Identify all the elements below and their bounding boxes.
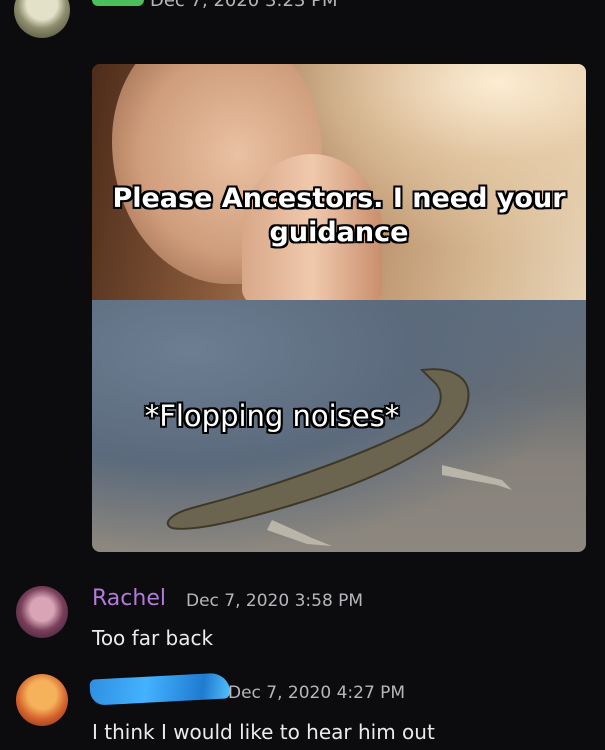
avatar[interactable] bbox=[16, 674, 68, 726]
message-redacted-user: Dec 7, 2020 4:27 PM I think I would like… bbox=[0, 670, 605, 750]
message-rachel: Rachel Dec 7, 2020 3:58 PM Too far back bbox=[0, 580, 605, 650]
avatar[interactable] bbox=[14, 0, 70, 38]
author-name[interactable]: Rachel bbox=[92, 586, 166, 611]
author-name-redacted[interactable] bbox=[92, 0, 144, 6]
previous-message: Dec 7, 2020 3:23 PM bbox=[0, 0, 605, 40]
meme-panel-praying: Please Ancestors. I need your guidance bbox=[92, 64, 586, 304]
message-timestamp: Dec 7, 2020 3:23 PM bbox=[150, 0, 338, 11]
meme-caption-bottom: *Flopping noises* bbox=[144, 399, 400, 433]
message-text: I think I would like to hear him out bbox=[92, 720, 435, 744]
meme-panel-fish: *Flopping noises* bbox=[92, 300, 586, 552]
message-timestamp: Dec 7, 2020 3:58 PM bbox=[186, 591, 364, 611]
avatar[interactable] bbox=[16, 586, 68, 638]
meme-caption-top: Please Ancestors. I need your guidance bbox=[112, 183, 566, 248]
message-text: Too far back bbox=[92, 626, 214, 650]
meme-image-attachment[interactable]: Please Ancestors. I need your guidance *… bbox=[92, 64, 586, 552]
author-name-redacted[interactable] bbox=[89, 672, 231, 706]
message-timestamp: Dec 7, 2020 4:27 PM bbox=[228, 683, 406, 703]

## [Task statement]
Reproduce the records from the line with "avatar[interactable] bbox=[16, 674, 68, 726]" to the line with "author-name[interactable]: Rachel bbox=[92, 586, 166, 611]", renaming "avatar" to "profile-icon" and leaving everything else untouched.

## [Correct result]
profile-icon[interactable] bbox=[16, 674, 68, 726]
message-redacted-user: Dec 7, 2020 4:27 PM I think I would like… bbox=[0, 670, 605, 750]
message-rachel: Rachel Dec 7, 2020 3:58 PM Too far back bbox=[0, 580, 605, 650]
profile-icon[interactable] bbox=[14, 0, 70, 38]
author-name[interactable]: Rachel bbox=[92, 586, 166, 611]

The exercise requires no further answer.